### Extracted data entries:

---

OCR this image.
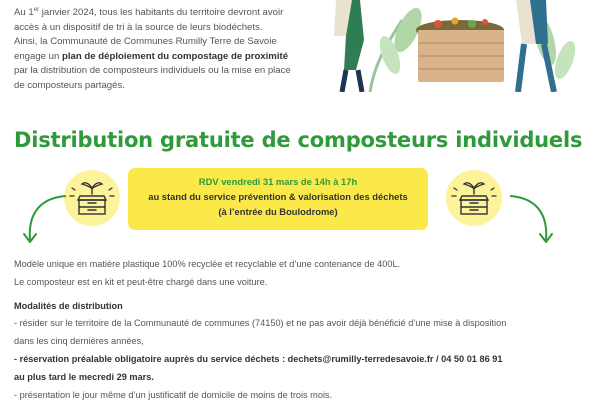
Au 1er janvier 2024, tous les habitants du territoire devront avoir

accès à un dispositif de tri à la source de leurs biodéchets.

Ainsi, la Communauté de Communes Rumilly Terre de Savoie

engage un plan de déploiement du compostage de proximité

par la distribution de composteurs individuels ou la mise en place

de composteurs partagés.

Distribution gratuite de composteurs individuels
RDV vendredi 31 mars de 14h à 17h
au stand du service prévention & valorisation des déchets
(à l’entrée du Boulodrome)
Modèle unique en matière plastique 100% recyclée et recyclable et d’une contenance de 400L.
Le composteur est en kit et peut-être chargé dans une voiture.
Modalités de distribution
- résider sur le territoire de la Communauté de communes (74150) et ne pas avoir déjà bénéficié d’une mise à disposition
dans les cinq dernières années,
- réservation préalable obligatoire auprès du service déchets : dechets@rumilly-terredesavoie.fr / 04 50 01 86 91
au plus tard le mecredi 29 mars.
- présentation le jour même d’un justificatif de domicile de moins de trois mois.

---

### Request:
Using the records above, copy every line that has the word "dans" in it.

### Correct result:
Le composteur est en kit et peut-être chargé dans une voiture.
dans les cinq dernières années,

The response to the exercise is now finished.